Omit the pictures, then write out every entry exactly as it reads.
**** Records for processing
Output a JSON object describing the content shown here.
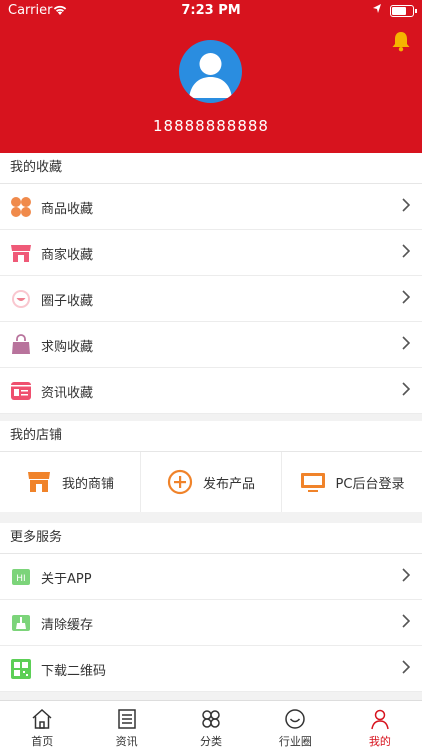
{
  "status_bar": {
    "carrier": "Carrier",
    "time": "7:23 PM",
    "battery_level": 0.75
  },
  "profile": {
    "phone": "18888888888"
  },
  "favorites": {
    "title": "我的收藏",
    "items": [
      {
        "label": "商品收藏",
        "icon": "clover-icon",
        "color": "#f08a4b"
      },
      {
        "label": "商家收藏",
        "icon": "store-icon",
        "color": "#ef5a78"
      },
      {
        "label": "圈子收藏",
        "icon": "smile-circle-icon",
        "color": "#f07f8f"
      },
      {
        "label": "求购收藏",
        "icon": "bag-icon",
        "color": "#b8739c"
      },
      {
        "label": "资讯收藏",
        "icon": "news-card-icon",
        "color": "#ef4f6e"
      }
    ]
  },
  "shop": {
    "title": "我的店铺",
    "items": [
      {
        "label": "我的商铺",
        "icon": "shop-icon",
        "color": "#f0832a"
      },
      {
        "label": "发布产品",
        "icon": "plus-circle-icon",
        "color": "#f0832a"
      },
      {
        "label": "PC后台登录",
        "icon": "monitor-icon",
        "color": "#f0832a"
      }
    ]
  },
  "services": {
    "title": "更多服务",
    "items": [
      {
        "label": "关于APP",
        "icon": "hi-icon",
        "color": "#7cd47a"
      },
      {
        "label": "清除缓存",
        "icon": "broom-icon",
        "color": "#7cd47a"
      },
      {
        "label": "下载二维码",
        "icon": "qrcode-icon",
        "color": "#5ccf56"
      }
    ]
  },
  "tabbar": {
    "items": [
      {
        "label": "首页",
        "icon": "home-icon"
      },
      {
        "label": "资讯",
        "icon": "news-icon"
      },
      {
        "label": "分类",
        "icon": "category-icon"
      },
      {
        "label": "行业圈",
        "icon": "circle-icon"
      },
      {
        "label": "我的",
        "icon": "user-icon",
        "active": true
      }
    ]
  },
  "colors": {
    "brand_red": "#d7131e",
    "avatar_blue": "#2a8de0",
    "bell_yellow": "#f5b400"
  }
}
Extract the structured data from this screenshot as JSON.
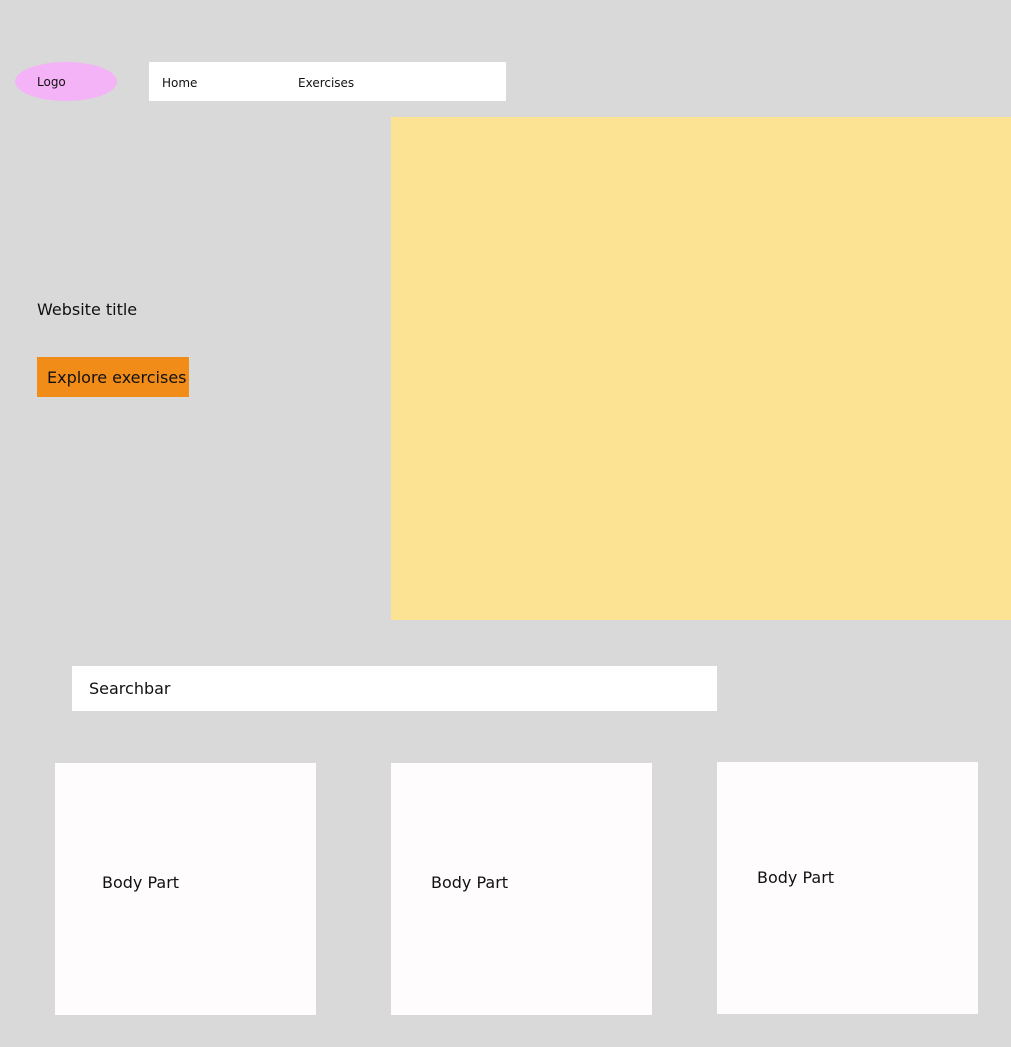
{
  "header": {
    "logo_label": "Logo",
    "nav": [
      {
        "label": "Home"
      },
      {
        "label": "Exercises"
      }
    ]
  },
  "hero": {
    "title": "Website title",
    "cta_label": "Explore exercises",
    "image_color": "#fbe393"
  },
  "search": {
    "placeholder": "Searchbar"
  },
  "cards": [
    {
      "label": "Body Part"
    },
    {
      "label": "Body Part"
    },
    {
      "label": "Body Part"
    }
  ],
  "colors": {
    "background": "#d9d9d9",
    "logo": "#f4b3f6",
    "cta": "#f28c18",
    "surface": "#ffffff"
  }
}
********
Correct answer:
Output a JSON object describing the content shown here.
{
  "status_bar": {
    "carrier": "Carrier",
    "time": "7:23 PM",
    "battery_level": 0.75
  },
  "profile": {
    "phone": "18888888888"
  },
  "favorites": {
    "title": "我的收藏",
    "items": [
      {
        "label": "商品收藏",
        "icon": "clover-icon",
        "color": "#f08a4b"
      },
      {
        "label": "商家收藏",
        "icon": "store-icon",
        "color": "#ef5a78"
      },
      {
        "label": "圈子收藏",
        "icon": "smile-circle-icon",
        "color": "#f07f8f"
      },
      {
        "label": "求购收藏",
        "icon": "bag-icon",
        "color": "#b8739c"
      },
      {
        "label": "资讯收藏",
        "icon": "news-card-icon",
        "color": "#ef4f6e"
      }
    ]
  },
  "shop": {
    "title": "我的店铺",
    "items": [
      {
        "label": "我的商铺",
        "icon": "shop-icon",
        "color": "#f0832a"
      },
      {
        "label": "发布产品",
        "icon": "plus-circle-icon",
        "color": "#f0832a"
      },
      {
        "label": "PC后台登录",
        "icon": "monitor-icon",
        "color": "#f0832a"
      }
    ]
  },
  "services": {
    "title": "更多服务",
    "items": [
      {
        "label": "关于APP",
        "icon": "hi-icon",
        "color": "#7cd47a"
      },
      {
        "label": "清除缓存",
        "icon": "broom-icon",
        "color": "#7cd47a"
      },
      {
        "label": "下载二维码",
        "icon": "qrcode-icon",
        "color": "#5ccf56"
      }
    ]
  },
  "tabbar": {
    "items": [
      {
        "label": "首页",
        "icon": "home-icon"
      },
      {
        "label": "资讯",
        "icon": "news-icon"
      },
      {
        "label": "分类",
        "icon": "category-icon"
      },
      {
        "label": "行业圈",
        "icon": "circle-icon"
      },
      {
        "label": "我的",
        "icon": "user-icon",
        "active": true
      }
    ]
  },
  "colors": {
    "brand_red": "#d7131e",
    "avatar_blue": "#2a8de0",
    "bell_yellow": "#f5b400"
  }
}
Extract the structured data from this screenshot as JSON.
{
  "header": {
    "logo_label": "Logo",
    "nav": [
      {
        "label": "Home"
      },
      {
        "label": "Exercises"
      }
    ]
  },
  "hero": {
    "title": "Website title",
    "cta_label": "Explore exercises",
    "image_color": "#fbe393"
  },
  "search": {
    "placeholder": "Searchbar"
  },
  "cards": [
    {
      "label": "Body Part"
    },
    {
      "label": "Body Part"
    },
    {
      "label": "Body Part"
    }
  ],
  "colors": {
    "background": "#d9d9d9",
    "logo": "#f4b3f6",
    "cta": "#f28c18",
    "surface": "#ffffff"
  }
}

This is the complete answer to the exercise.